— Begin Material for this exercise —
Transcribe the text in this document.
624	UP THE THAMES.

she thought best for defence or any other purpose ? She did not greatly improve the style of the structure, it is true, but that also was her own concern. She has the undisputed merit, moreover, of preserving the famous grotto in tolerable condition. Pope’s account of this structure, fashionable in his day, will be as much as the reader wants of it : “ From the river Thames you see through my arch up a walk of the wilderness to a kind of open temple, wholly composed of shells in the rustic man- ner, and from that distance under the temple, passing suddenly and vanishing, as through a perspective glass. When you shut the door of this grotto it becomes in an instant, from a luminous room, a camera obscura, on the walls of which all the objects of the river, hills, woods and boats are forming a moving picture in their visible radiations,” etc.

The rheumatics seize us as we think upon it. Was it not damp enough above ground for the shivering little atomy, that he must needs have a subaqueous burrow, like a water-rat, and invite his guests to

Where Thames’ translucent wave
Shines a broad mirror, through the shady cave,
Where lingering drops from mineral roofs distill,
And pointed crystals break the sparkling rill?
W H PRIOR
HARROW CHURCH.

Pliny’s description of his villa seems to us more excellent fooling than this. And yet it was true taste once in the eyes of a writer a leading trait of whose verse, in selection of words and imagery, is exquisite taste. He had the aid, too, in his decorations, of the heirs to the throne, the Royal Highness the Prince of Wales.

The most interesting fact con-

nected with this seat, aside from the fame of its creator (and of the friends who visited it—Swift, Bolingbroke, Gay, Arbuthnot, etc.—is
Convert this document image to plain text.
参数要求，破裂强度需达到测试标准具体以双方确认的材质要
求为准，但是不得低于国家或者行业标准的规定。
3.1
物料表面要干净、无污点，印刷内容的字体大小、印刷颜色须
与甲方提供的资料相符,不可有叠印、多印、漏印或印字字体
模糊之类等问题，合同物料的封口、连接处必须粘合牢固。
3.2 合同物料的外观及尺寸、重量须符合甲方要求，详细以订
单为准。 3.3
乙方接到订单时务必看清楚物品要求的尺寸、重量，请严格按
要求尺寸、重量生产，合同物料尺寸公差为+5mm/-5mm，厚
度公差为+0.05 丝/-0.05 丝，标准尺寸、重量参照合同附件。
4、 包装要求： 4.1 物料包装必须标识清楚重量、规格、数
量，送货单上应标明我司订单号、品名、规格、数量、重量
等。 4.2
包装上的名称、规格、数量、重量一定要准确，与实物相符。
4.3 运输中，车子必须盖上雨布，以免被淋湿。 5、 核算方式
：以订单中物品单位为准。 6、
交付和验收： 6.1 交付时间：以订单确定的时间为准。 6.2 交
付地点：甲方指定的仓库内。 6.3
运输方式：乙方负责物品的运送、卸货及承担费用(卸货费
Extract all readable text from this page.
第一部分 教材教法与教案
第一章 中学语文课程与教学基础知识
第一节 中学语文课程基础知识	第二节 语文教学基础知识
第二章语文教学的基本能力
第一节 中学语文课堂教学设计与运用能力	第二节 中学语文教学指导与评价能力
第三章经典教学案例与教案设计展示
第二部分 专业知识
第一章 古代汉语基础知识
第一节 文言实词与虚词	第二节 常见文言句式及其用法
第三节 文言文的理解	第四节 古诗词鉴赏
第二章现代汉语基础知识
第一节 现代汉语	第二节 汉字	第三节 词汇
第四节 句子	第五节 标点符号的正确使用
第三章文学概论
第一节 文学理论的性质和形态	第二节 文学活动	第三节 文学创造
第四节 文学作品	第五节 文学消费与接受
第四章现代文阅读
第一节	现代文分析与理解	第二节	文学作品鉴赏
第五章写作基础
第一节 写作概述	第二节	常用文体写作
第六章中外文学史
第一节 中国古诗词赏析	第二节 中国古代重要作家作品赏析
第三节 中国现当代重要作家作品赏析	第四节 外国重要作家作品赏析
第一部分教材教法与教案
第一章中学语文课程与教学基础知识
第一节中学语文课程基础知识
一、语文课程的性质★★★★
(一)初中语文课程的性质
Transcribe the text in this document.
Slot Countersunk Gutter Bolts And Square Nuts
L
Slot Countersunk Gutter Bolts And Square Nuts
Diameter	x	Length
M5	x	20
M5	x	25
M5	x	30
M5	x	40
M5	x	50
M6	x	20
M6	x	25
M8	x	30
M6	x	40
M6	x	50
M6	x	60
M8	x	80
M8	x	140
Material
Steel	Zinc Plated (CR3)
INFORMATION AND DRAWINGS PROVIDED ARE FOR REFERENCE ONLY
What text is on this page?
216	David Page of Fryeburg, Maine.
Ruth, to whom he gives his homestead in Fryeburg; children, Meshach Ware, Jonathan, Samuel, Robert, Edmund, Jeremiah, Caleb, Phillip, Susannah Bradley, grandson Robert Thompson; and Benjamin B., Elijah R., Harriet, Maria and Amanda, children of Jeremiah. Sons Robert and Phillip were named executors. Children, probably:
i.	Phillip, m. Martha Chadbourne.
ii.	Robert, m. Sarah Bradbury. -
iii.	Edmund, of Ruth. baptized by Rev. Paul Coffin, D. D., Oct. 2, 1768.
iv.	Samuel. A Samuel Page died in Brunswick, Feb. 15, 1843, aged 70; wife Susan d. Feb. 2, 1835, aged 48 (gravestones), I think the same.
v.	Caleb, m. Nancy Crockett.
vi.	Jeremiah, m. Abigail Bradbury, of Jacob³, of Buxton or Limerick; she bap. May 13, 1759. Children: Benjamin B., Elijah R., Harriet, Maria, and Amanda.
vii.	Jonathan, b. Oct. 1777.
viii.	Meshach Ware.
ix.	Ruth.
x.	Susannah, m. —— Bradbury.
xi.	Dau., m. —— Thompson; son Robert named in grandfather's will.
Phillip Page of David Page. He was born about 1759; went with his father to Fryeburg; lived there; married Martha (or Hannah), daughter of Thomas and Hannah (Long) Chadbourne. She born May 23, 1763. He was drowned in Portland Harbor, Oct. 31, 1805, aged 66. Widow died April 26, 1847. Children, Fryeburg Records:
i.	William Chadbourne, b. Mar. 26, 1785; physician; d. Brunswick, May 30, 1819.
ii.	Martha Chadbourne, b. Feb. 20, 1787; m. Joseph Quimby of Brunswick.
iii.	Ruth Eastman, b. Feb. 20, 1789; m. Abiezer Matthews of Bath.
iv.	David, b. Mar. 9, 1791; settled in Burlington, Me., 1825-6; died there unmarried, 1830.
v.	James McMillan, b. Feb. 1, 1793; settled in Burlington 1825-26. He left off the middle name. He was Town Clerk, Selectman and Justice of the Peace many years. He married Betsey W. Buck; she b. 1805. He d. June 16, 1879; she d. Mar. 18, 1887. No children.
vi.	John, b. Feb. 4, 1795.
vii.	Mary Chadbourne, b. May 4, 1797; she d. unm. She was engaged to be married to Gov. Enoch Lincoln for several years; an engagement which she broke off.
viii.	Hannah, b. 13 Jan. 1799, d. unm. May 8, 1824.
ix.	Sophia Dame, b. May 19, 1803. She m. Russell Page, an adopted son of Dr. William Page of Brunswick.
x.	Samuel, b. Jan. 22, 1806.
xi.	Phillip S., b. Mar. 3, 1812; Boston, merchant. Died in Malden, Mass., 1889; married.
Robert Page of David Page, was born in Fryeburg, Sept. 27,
— End Material for this exercise —
◆ **Given instruction**: Restate the listing above word for word.

◆ **Exercise solution**:
Transcribe the text in this document.
624	UP THE THAMES.

she thought best for defence or any other purpose ? She did not greatly improve the style of the structure, it is true, but that also was her own concern. She has the undisputed merit, moreover, of preserving the famous grotto in tolerable condition. Pope’s account of this structure, fashionable in his day, will be as much as the reader wants of it : “ From the river Thames you see through my arch up a walk of the wilderness to a kind of open temple, wholly composed of shells in the rustic man- ner, and from that distance under the temple, passing suddenly and vanishing, as through a perspective glass. When you shut the door of this grotto it becomes in an instant, from a luminous room, a camera obscura, on the walls of which all the objects of the river, hills, woods and boats are forming a moving picture in their visible radiations,” etc.

The rheumatics seize us as we think upon it. Was it not damp enough above ground for the shivering little atomy, that he must needs have a subaqueous burrow, like a water-rat, and invite his guests to

Where Thames’ translucent wave
Shines a broad mirror, through the shady cave,
Where lingering drops from mineral roofs distill,
And pointed crystals break the sparkling rill?
W H PRIOR
HARROW CHURCH.

Pliny’s description of his villa seems to us more excellent fooling than this. And yet it was true taste once in the eyes of a writer a leading trait of whose verse, in selection of words and imagery, is exquisite taste. He had the aid, too, in his decorations, of the heirs to the throne, the Royal Highness the Prince of Wales.

The most interesting fact con-

nected with this seat, aside from the fame of its creator (and of the friends who visited it—Swift, Bolingbroke, Gay, Arbuthnot, etc.—is
Convert this document image to plain text.
参数要求，破裂强度需达到测试标准具体以双方确认的材质要
求为准，但是不得低于国家或者行业标准的规定。
3.1
物料表面要干净、无污点，印刷内容的字体大小、印刷颜色须
与甲方提供的资料相符,不可有叠印、多印、漏印或印字字体
模糊之类等问题，合同物料的封口、连接处必须粘合牢固。
3.2 合同物料的外观及尺寸、重量须符合甲方要求，详细以订
单为准。 3.3
乙方接到订单时务必看清楚物品要求的尺寸、重量，请严格按
要求尺寸、重量生产，合同物料尺寸公差为+5mm/-5mm，厚
度公差为+0.05 丝/-0.05 丝，标准尺寸、重量参照合同附件。
4、 包装要求： 4.1 物料包装必须标识清楚重量、规格、数
量，送货单上应标明我司订单号、品名、规格、数量、重量
等。 4.2
包装上的名称、规格、数量、重量一定要准确，与实物相符。
4.3 运输中，车子必须盖上雨布，以免被淋湿。 5、 核算方式
：以订单中物品单位为准。 6、
交付和验收： 6.1 交付时间：以订单确定的时间为准。 6.2 交
付地点：甲方指定的仓库内。 6.3
运输方式：乙方负责物品的运送、卸货及承担费用(卸货费
Extract all readable text from this page.
第一部分 教材教法与教案
第一章 中学语文课程与教学基础知识
第一节 中学语文课程基础知识	第二节 语文教学基础知识
第二章语文教学的基本能力
第一节 中学语文课堂教学设计与运用能力	第二节 中学语文教学指导与评价能力
第三章经典教学案例与教案设计展示
第二部分 专业知识
第一章 古代汉语基础知识
第一节 文言实词与虚词	第二节 常见文言句式及其用法
第三节 文言文的理解	第四节 古诗词鉴赏
第二章现代汉语基础知识
第一节 现代汉语	第二节 汉字	第三节 词汇
第四节 句子	第五节 标点符号的正确使用
第三章文学概论
第一节 文学理论的性质和形态	第二节 文学活动	第三节 文学创造
第四节 文学作品	第五节 文学消费与接受
第四章现代文阅读
第一节	现代文分析与理解	第二节	文学作品鉴赏
第五章写作基础
第一节 写作概述	第二节	常用文体写作
第六章中外文学史
第一节 中国古诗词赏析	第二节 中国古代重要作家作品赏析
第三节 中国现当代重要作家作品赏析	第四节 外国重要作家作品赏析
第一部分教材教法与教案
第一章中学语文课程与教学基础知识
第一节中学语文课程基础知识
一、语文课程的性质★★★★
(一)初中语文课程的性质
Transcribe the text in this document.
Slot Countersunk Gutter Bolts And Square Nuts
L
Slot Countersunk Gutter Bolts And Square Nuts
Diameter	x	Length
M5	x	20
M5	x	25
M5	x	30
M5	x	40
M5	x	50
M6	x	20
M6	x	25
M8	x	30
M6	x	40
M6	x	50
M6	x	60
M8	x	80
M8	x	140
Material
Steel	Zinc Plated (CR3)
INFORMATION AND DRAWINGS PROVIDED ARE FOR REFERENCE ONLY
What text is on this page?
216	David Page of Fryeburg, Maine.
Ruth, to whom he gives his homestead in Fryeburg; children, Meshach Ware, Jonathan, Samuel, Robert, Edmund, Jeremiah, Caleb, Phillip, Susannah Bradley, grandson Robert Thompson; and Benjamin B., Elijah R., Harriet, Maria and Amanda, children of Jeremiah. Sons Robert and Phillip were named executors. Children, probably:
i.	Phillip, m. Martha Chadbourne.
ii.	Robert, m. Sarah Bradbury. -
iii.	Edmund, of Ruth. baptized by Rev. Paul Coffin, D. D., Oct. 2, 1768.
iv.	Samuel. A Samuel Page died in Brunswick, Feb. 15, 1843, aged 70; wife Susan d. Feb. 2, 1835, aged 48 (gravestones), I think the same.
v.	Caleb, m. Nancy Crockett.
vi.	Jeremiah, m. Abigail Bradbury, of Jacob³, of Buxton or Limerick; she bap. May 13, 1759. Children: Benjamin B., Elijah R., Harriet, Maria, and Amanda.
vii.	Jonathan, b. Oct. 1777.
viii.	Meshach Ware.
ix.	Ruth.
x.	Susannah, m. —— Bradbury.
xi.	Dau., m. —— Thompson; son Robert named in grandfather's will.
Phillip Page of David Page. He was born about 1759; went with his father to Fryeburg; lived there; married Martha (or Hannah), daughter of Thomas and Hannah (Long) Chadbourne. She born May 23, 1763. He was drowned in Portland Harbor, Oct. 31, 1805, aged 66. Widow died April 26, 1847. Children, Fryeburg Records:
i.	William Chadbourne, b. Mar. 26, 1785; physician; d. Brunswick, May 30, 1819.
ii.	Martha Chadbourne, b. Feb. 20, 1787; m. Joseph Quimby of Brunswick.
iii.	Ruth Eastman, b. Feb. 20, 1789; m. Abiezer Matthews of Bath.
iv.	David, b. Mar. 9, 1791; settled in Burlington, Me., 1825-6; died there unmarried, 1830.
v.	James McMillan, b. Feb. 1, 1793; settled in Burlington 1825-26. He left off the middle name. He was Town Clerk, Selectman and Justice of the Peace many years. He married Betsey W. Buck; she b. 1805. He d. June 16, 1879; she d. Mar. 18, 1887. No children.
vi.	John, b. Feb. 4, 1795.
vii.	Mary Chadbourne, b. May 4, 1797; she d. unm. She was engaged to be married to Gov. Enoch Lincoln for several years; an engagement which she broke off.
viii.	Hannah, b. 13 Jan. 1799, d. unm. May 8, 1824.
ix.	Sophia Dame, b. May 19, 1803. She m. Russell Page, an adopted son of Dr. William Page of Brunswick.
x.	Samuel, b. Jan. 22, 1806.
xi.	Phillip S., b. Mar. 3, 1812; Boston, merchant. Died in Malden, Mass., 1889; married.
Robert Page of David Page, was born in Fryeburg, Sept. 27,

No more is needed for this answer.